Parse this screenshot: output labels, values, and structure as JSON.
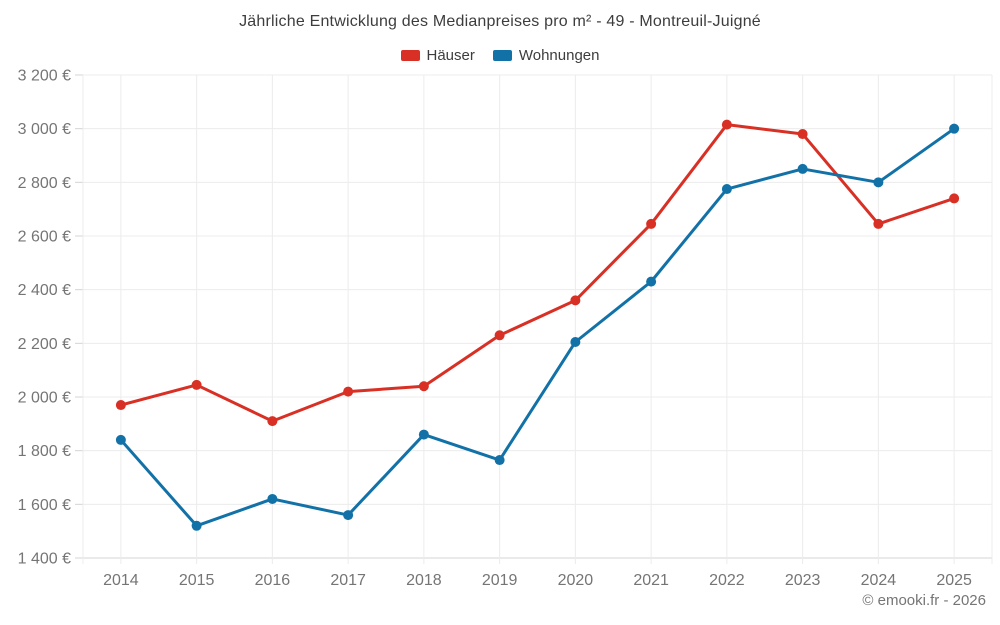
{
  "page": {
    "footer": "© emooki.fr - 2026"
  },
  "colors": {
    "hauser_red": "#d93025",
    "wohnungen_blue": "#1272a8",
    "gridline": "#ececec",
    "axis_line": "#d4d4d4",
    "tick_text": "#757575",
    "title_text": "#3d3d3d"
  },
  "chart_data": {
    "type": "line",
    "title": "Jährliche Entwicklung des Medianpreises pro m² - 49 - Montreuil-Juigné",
    "categories": [
      "2014",
      "2015",
      "2016",
      "2017",
      "2018",
      "2019",
      "2020",
      "2021",
      "2022",
      "2023",
      "2024",
      "2025"
    ],
    "series": [
      {
        "name": "Häuser",
        "color": "#d93025",
        "values": [
          1970,
          2045,
          1910,
          2020,
          2040,
          2230,
          2360,
          2645,
          3015,
          2980,
          2645,
          2740
        ]
      },
      {
        "name": "Wohnungen",
        "color": "#1272a8",
        "values": [
          1840,
          1520,
          1620,
          1560,
          1860,
          1765,
          2205,
          2430,
          2775,
          2850,
          2800,
          3000
        ]
      }
    ],
    "ylim": [
      1400,
      3200
    ],
    "ytick_step": 200,
    "ytick_labels": [
      "1 400 €",
      "1 600 €",
      "1 800 €",
      "2 000 €",
      "2 200 €",
      "2 400 €",
      "2 600 €",
      "2 800 €",
      "3 000 €",
      "3 200 €"
    ],
    "xlabel": "",
    "ylabel": "",
    "grid": true,
    "legend_position": "top",
    "line_width": 3,
    "point_radius": 5
  }
}
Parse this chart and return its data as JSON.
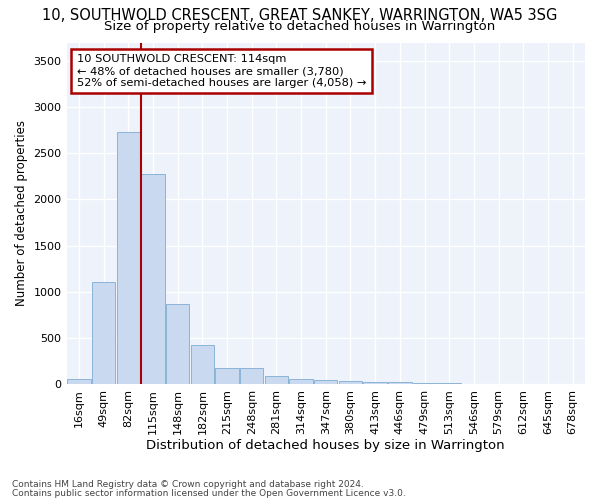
{
  "title1": "10, SOUTHWOLD CRESCENT, GREAT SANKEY, WARRINGTON, WA5 3SG",
  "title2": "Size of property relative to detached houses in Warrington",
  "xlabel": "Distribution of detached houses by size in Warrington",
  "ylabel": "Number of detached properties",
  "categories": [
    "16sqm",
    "49sqm",
    "82sqm",
    "115sqm",
    "148sqm",
    "182sqm",
    "215sqm",
    "248sqm",
    "281sqm",
    "314sqm",
    "347sqm",
    "380sqm",
    "413sqm",
    "446sqm",
    "479sqm",
    "513sqm",
    "546sqm",
    "579sqm",
    "612sqm",
    "645sqm",
    "678sqm"
  ],
  "values": [
    50,
    1100,
    2730,
    2280,
    870,
    420,
    170,
    170,
    85,
    55,
    45,
    30,
    25,
    20,
    8,
    5,
    3,
    2,
    2,
    2,
    2
  ],
  "bar_color": "#c8d9f0",
  "bar_edge_color": "#8ab4d8",
  "vline_color": "#aa0000",
  "annotation_line1": "10 SOUTHWOLD CRESCENT: 114sqm",
  "annotation_line2": "← 48% of detached houses are smaller (3,780)",
  "annotation_line3": "52% of semi-detached houses are larger (4,058) →",
  "box_edge_color": "#aa0000",
  "ylim": [
    0,
    3700
  ],
  "yticks": [
    0,
    500,
    1000,
    1500,
    2000,
    2500,
    3000,
    3500
  ],
  "footnote1": "Contains HM Land Registry data © Crown copyright and database right 2024.",
  "footnote2": "Contains public sector information licensed under the Open Government Licence v3.0.",
  "bg_color": "#edf2fb",
  "grid_color": "#ffffff",
  "title1_fontsize": 10.5,
  "title2_fontsize": 9.5,
  "xlabel_fontsize": 9.5,
  "ylabel_fontsize": 8.5,
  "tick_fontsize": 8,
  "footnote_fontsize": 6.5
}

> **OBJECTIVE**:
Your copy should hold every record word for word and none of the pictures.

> **WRITTEN SOLUTION**:
Parse this screenshot: output labels, values, and structure as JSON.
{
  "page": {
    "footer": "© emooki.fr - 2026"
  },
  "colors": {
    "hauser_red": "#d93025",
    "wohnungen_blue": "#1272a8",
    "gridline": "#ececec",
    "axis_line": "#d4d4d4",
    "tick_text": "#757575",
    "title_text": "#3d3d3d"
  },
  "chart_data": {
    "type": "line",
    "title": "Jährliche Entwicklung des Medianpreises pro m² - 49 - Montreuil-Juigné",
    "categories": [
      "2014",
      "2015",
      "2016",
      "2017",
      "2018",
      "2019",
      "2020",
      "2021",
      "2022",
      "2023",
      "2024",
      "2025"
    ],
    "series": [
      {
        "name": "Häuser",
        "color": "#d93025",
        "values": [
          1970,
          2045,
          1910,
          2020,
          2040,
          2230,
          2360,
          2645,
          3015,
          2980,
          2645,
          2740
        ]
      },
      {
        "name": "Wohnungen",
        "color": "#1272a8",
        "values": [
          1840,
          1520,
          1620,
          1560,
          1860,
          1765,
          2205,
          2430,
          2775,
          2850,
          2800,
          3000
        ]
      }
    ],
    "ylim": [
      1400,
      3200
    ],
    "ytick_step": 200,
    "ytick_labels": [
      "1 400 €",
      "1 600 €",
      "1 800 €",
      "2 000 €",
      "2 200 €",
      "2 400 €",
      "2 600 €",
      "2 800 €",
      "3 000 €",
      "3 200 €"
    ],
    "xlabel": "",
    "ylabel": "",
    "grid": true,
    "legend_position": "top",
    "line_width": 3,
    "point_radius": 5
  }
}
Parse this chart and return its data as JSON.
{
  "title1": "10, SOUTHWOLD CRESCENT, GREAT SANKEY, WARRINGTON, WA5 3SG",
  "title2": "Size of property relative to detached houses in Warrington",
  "xlabel": "Distribution of detached houses by size in Warrington",
  "ylabel": "Number of detached properties",
  "categories": [
    "16sqm",
    "49sqm",
    "82sqm",
    "115sqm",
    "148sqm",
    "182sqm",
    "215sqm",
    "248sqm",
    "281sqm",
    "314sqm",
    "347sqm",
    "380sqm",
    "413sqm",
    "446sqm",
    "479sqm",
    "513sqm",
    "546sqm",
    "579sqm",
    "612sqm",
    "645sqm",
    "678sqm"
  ],
  "values": [
    50,
    1100,
    2730,
    2280,
    870,
    420,
    170,
    170,
    85,
    55,
    45,
    30,
    25,
    20,
    8,
    5,
    3,
    2,
    2,
    2,
    2
  ],
  "bar_color": "#c8d9f0",
  "bar_edge_color": "#8ab4d8",
  "vline_color": "#aa0000",
  "annotation_line1": "10 SOUTHWOLD CRESCENT: 114sqm",
  "annotation_line2": "← 48% of detached houses are smaller (3,780)",
  "annotation_line3": "52% of semi-detached houses are larger (4,058) →",
  "box_edge_color": "#aa0000",
  "ylim": [
    0,
    3700
  ],
  "yticks": [
    0,
    500,
    1000,
    1500,
    2000,
    2500,
    3000,
    3500
  ],
  "footnote1": "Contains HM Land Registry data © Crown copyright and database right 2024.",
  "footnote2": "Contains public sector information licensed under the Open Government Licence v3.0.",
  "bg_color": "#edf2fb",
  "grid_color": "#ffffff",
  "title1_fontsize": 10.5,
  "title2_fontsize": 9.5,
  "xlabel_fontsize": 9.5,
  "ylabel_fontsize": 8.5,
  "tick_fontsize": 8,
  "footnote_fontsize": 6.5
}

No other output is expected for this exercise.